* Consignes *
1. D'après l'homélie, pourquoi le cierge pascal est-il placé dans le chœur de l'église au temps de Pâques comme aux funérailles ? Répondez en une à trois phrases.
2. Donnez la suite de l'homélie sur la paix et la joie d'un départ, après sa dernière phrase.

* Extrait de page *
-.-.-

|
La paix et la joie d’un départ |
|
|
|
|
Écrit par Luc Terlinden
|
-
Homélie du 6ème dimanche de Pâques - 9 mai 2010
Toute séparation est douloureuse. Pour les disciples aussi, il y avait de quoi être bouleversé et effrayé à la perspective du départ de Jésus, comme nous le sommes face à la perte d’un être cher. Ce temps de Pâques, durant lequel nous célébrons le passage de Jésus de ce monde à son Père, est aussi pour nous l’occasion de nous arrêter sur le passage de nos proches ou sur notre propre passage.
-
-
Cela peut paraitre un un peu étrange de parler de la réalité de la mort durant la joie du temps pascal ! Pourtant, les deux sont intimement liées. D’ailleurs, ce n’est pas pour rien qu’il y a deux moments où le cierge pascal est sorti du baptistère pour être placé dans le chœur de l’église : au temps de Pâques dans lequel nous sommes et aux funérailles. Car, à chaque fois, c’est la même lumière du Christ ressuscité ou lumière de l’Agneau (cf. Ap 21, 23) qui vient illuminer ces réalités.
-
-
Il est donc bon de nous arrêter un peu sur la réalité de la mort pour que, le jour où nous y serons confrontés, où « ces choses arriveront », nous croyons. Car la Pâques de Jésus est aussi la nôtre : celle de nos proches et la mienne. Et la paix que Jésus donne à Pâques - il ne la donne pas à la manière du monde, c’est-à-dire qu’il ne s’agit pas simplement d’un simple encouragement ou d’une consolation passagère mais bien d’un fruit de sa passion et sa résurrection - cette paix nous la recevons aussi pour vivre les moments plus douloureux du départ de ceux que nous aimons ou de notre propre mort.
-
-
En fait, tout départ d’un proche nous renvoie à notre foi en la résurrection. Je dirais même que c’est une occasion pour qu’elle s’incarne davantage en nous, qu’elle prenne chair alors que nous devons faire face à l’absence de la personne aimée.
-
-
Comment accueillir cette paix et grandir dans la foi en la résurrection ? Par l’amour de Jésus. Pas un amour seulement sentimental ou romantique. Non, quand il est question d’amour dans l'Écriture, c’est toujours d’un amour concret. Cet amour de Jésus se traduit par une fidélité à sa parole. Une parole qui n’est pas seulement du passé mais une parole vivante, une parole de vie, pour moi, aujourd’hui. Car c’est bien l'œuvre de l’Esprit Saint de nous « faire souvenir » de tout ce que Jésus nous a dit. Autrement dit, l’Esprit actualise, rend présente et efficace la parole de Jésus pour nous.

-.-.-

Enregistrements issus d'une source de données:
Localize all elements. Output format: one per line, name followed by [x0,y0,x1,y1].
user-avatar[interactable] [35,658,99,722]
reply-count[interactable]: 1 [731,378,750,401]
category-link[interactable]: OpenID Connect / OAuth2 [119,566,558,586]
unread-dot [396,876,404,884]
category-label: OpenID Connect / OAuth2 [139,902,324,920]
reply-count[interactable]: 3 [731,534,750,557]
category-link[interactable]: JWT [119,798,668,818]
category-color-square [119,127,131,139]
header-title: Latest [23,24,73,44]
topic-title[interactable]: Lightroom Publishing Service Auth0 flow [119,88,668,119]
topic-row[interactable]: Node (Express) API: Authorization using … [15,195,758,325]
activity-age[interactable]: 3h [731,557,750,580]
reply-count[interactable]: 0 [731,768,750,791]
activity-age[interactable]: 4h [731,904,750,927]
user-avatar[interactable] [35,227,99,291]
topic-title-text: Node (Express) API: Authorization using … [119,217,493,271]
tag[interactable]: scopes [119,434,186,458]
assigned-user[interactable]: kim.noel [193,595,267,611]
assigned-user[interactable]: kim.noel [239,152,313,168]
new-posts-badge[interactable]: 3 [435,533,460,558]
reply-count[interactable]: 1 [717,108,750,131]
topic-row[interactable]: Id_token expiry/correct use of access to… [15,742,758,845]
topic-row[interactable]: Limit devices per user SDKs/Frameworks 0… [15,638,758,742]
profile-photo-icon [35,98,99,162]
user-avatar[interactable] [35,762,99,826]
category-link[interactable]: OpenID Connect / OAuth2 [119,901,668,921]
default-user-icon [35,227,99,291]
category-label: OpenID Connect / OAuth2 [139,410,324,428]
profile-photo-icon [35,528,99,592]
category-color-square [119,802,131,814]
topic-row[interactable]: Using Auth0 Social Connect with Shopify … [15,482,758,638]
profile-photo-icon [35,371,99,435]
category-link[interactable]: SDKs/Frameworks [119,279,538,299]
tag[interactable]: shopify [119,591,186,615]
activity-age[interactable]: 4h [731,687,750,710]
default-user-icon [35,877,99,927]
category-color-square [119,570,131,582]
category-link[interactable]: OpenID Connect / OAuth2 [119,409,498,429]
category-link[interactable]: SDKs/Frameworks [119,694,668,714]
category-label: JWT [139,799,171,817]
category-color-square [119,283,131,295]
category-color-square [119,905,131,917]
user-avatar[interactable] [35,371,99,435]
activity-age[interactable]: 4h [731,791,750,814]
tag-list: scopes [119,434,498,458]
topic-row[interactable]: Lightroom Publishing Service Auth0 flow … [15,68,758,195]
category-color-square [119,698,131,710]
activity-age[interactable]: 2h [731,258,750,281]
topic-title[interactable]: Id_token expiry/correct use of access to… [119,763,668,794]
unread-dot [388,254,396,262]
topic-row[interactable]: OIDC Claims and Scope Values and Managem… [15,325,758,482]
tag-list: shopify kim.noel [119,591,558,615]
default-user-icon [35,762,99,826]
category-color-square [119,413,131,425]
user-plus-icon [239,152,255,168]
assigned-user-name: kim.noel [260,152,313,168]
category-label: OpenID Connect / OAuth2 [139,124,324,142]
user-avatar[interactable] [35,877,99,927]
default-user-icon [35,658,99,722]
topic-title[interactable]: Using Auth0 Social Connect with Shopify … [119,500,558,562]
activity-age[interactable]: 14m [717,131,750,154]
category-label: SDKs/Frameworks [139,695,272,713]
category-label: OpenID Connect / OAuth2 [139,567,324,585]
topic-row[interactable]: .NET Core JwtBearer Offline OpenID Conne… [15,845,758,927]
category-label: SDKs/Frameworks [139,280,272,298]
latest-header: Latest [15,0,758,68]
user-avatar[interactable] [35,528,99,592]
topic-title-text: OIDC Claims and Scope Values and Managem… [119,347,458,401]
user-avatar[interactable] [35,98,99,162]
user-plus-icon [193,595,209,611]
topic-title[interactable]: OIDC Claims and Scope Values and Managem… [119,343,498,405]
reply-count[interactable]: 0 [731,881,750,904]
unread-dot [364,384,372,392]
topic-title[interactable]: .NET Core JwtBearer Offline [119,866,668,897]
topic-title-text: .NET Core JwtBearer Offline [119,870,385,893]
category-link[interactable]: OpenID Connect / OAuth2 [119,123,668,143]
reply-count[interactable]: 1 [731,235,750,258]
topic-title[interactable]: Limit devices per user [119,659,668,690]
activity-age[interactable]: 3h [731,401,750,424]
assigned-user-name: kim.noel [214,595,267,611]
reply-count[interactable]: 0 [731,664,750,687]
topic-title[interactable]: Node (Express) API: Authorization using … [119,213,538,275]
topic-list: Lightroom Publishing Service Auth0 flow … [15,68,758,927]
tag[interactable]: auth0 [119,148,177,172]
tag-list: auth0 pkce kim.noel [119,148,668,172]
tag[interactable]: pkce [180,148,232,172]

-.-.-

* Réponses par numéro *
1. Dans les deux cas, c'est la même lumière du Christ ressuscité, ou lumière de l'Agneau, qui vient illuminer ces réalités. Ce double usage montre que la réalité de la mort et la joie du temps pascal sont intimement liées.

2.
-
-
J’aurai beau dire tout le temps « je t’aime » à ma bien-aimée ou mon bien-amié, ou l’appeler par tous les noms d’animaux que Dieu a créés sur la terre - ma biche, mon lapin, ma poule... - si cet amour ne se manifeste pas non plus par une fidélité à la parole donnée et des actes concrets, il est appelé à mourir.
-
-
Il en est de même avec Jésus. L’amour pour Jésus - qui est d’abord une réponse à l’amour que la Père a pour nous en son Fils - ne sera vrai et durable que si nous cherchons par toute notre vie à être fidèle à sa parole, à la prendre au sérieux, à la mettre en pratique, sans chercher à l’adoucir ou à l’édulcorer.
-
-
Voilà la clé pour entrer dans la paix que Jésus nous donne et la foi en la résurrection : l’amour de Jésus par une fidélité à sa parole. Mais cet amour de Jésus produira aussi un autre fruit, qui peut surprendre quand il s’agit d’être confronté à la mort et au départ d’un proche : la joie. « Si vous m’aimiez, vous seriez dans la joie puisque je pars vers le Père » (Jn 14, 28).
-
-
Oui, c’est peut-être là un des plus grands paradoxes de la foi chrétienne : la joie qui accompagne même le départ de celui qu’on aime. Cette joie est celle que célébrons durant tout ce temps de Pâques. Elle est aussi la joie, intérieure et profonde, qui enveloppe la célébration des funérailles chrétiennes : la joie de la communion avec le Père, en qui nous demeurons et qui vient demeurer en nous.